* _Task details_
Your task is to repeat the listing exactly.

(Saved entries)

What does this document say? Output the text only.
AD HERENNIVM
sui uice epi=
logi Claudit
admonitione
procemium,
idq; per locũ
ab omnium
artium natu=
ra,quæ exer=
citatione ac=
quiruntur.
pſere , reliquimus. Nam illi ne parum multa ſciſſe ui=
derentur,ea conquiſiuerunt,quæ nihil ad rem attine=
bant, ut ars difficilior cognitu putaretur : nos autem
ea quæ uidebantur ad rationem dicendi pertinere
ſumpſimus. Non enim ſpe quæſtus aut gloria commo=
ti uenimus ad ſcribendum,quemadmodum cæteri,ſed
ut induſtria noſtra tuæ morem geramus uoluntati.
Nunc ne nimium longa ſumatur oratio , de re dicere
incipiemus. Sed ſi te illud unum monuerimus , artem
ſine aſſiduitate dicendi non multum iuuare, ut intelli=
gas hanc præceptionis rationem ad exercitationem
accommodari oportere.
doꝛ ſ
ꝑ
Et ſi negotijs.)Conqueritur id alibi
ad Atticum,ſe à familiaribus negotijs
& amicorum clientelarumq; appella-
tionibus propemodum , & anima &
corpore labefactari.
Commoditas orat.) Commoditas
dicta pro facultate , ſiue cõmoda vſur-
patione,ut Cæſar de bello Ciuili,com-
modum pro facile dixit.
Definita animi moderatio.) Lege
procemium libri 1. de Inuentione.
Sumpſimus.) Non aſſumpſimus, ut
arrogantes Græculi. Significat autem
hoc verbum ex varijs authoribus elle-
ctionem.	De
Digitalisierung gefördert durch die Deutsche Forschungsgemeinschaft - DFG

* _Answer for this exercise_
What does this document say? Output the text only.
AD HERENNIVM
sui uice epi=
logi Claudit
admonitione
procemium,
idq; per locũ
ab omnium
artium natu=
ra,quæ exer=
citatione ac=
quiruntur.
pſere , reliquimus. Nam illi ne parum multa ſciſſe ui=
derentur,ea conquiſiuerunt,quæ nihil ad rem attine=
bant, ut ars difficilior cognitu putaretur : nos autem
ea quæ uidebantur ad rationem dicendi pertinere
ſumpſimus. Non enim ſpe quæſtus aut gloria commo=
ti uenimus ad ſcribendum,quemadmodum cæteri,ſed
ut induſtria noſtra tuæ morem geramus uoluntati.
Nunc ne nimium longa ſumatur oratio , de re dicere
incipiemus. Sed ſi te illud unum monuerimus , artem
ſine aſſiduitate dicendi non multum iuuare, ut intelli=
gas hanc præceptionis rationem ad exercitationem
accommodari oportere.
doꝛ ſ
ꝑ
Et ſi negotijs.)Conqueritur id alibi
ad Atticum,ſe à familiaribus negotijs
& amicorum clientelarumq; appella-
tionibus propemodum , & anima &
corpore labefactari.
Commoditas orat.) Commoditas
dicta pro facultate , ſiue cõmoda vſur-
patione,ut Cæſar de bello Ciuili,com-
modum pro facile dixit.
Definita animi moderatio.) Lege
procemium libri 1. de Inuentione.
Sumpſimus.) Non aſſumpſimus, ut
arrogantes Græculi. Significat autem
hoc verbum ex varijs authoribus elle-
ctionem.	De
Digitalisierung gefördert durch die Deutsche Forschungsgemeinschaft - DFG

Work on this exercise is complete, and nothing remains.